## TASK GOAL
The lines to copy are those holding the string "rights" in the entries below.

=== EXERCISE DATA ===

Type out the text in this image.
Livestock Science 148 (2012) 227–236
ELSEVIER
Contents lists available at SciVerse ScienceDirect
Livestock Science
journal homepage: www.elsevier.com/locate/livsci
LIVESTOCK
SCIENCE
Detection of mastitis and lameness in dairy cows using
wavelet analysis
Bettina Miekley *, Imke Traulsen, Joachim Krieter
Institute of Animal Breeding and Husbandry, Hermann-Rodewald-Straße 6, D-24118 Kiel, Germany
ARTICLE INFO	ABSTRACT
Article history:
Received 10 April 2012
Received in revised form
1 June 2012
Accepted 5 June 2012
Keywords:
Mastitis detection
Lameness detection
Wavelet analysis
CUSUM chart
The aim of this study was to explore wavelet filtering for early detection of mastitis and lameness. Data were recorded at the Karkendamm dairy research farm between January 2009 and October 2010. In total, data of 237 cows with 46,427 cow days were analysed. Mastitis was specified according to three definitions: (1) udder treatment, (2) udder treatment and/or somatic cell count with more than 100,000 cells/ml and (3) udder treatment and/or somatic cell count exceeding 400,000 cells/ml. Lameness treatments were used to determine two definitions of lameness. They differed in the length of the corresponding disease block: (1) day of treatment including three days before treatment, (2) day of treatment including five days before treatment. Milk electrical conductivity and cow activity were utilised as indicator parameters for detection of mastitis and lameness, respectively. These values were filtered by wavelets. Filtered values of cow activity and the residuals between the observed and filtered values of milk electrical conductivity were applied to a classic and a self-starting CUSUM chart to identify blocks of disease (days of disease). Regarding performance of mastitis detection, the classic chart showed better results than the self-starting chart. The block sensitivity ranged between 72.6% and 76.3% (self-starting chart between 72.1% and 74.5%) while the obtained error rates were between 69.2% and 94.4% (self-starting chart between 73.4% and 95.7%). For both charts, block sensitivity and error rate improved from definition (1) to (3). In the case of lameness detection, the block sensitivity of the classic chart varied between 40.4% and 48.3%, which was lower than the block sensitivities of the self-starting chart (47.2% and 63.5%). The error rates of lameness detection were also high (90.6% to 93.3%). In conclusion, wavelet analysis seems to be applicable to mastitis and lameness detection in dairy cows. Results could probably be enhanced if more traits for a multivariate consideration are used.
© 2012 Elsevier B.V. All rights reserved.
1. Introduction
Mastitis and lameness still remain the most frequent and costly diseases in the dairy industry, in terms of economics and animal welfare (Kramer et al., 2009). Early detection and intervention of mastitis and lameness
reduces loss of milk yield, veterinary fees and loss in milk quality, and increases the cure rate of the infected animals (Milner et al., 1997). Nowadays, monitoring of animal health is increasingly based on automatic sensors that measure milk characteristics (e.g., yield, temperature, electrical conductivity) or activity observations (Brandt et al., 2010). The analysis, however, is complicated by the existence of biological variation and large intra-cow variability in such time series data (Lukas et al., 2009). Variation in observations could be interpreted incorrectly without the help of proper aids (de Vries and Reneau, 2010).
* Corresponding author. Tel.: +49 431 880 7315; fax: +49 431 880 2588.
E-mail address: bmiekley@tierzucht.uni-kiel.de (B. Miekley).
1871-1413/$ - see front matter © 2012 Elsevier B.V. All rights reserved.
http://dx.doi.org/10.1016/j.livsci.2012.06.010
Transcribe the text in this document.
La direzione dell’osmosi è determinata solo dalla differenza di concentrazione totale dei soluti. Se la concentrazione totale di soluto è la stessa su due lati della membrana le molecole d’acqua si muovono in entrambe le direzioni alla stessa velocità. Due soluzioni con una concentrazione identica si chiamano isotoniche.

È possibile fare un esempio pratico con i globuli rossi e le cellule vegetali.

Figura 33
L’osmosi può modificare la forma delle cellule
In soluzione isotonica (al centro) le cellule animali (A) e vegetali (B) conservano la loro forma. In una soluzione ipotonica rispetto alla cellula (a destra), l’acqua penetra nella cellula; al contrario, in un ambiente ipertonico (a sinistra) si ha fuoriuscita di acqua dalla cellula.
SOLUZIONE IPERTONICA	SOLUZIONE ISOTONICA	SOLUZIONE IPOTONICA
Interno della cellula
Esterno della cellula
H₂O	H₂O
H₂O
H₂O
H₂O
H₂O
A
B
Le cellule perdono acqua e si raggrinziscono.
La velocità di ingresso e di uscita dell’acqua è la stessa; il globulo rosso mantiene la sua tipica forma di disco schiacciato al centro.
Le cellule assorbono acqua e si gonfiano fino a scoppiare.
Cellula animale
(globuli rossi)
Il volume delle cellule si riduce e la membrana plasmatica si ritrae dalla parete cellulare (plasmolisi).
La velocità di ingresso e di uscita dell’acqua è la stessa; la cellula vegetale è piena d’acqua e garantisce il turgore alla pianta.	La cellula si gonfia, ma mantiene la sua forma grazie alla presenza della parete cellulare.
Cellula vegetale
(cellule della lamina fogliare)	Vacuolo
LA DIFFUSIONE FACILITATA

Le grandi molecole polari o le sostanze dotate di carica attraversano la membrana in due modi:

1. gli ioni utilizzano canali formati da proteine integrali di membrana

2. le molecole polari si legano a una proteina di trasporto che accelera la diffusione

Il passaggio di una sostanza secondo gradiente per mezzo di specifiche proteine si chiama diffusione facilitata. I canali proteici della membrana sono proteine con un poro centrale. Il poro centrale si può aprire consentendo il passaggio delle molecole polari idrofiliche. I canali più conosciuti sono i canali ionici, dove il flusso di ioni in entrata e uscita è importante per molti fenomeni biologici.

===

## SOLUTION TO THIS EXERCISE
© 2012 Elsevier B.V. All rights reserved.
1871-1413/$ - see front matter © 2012 Elsevier B.V. All rights reserved.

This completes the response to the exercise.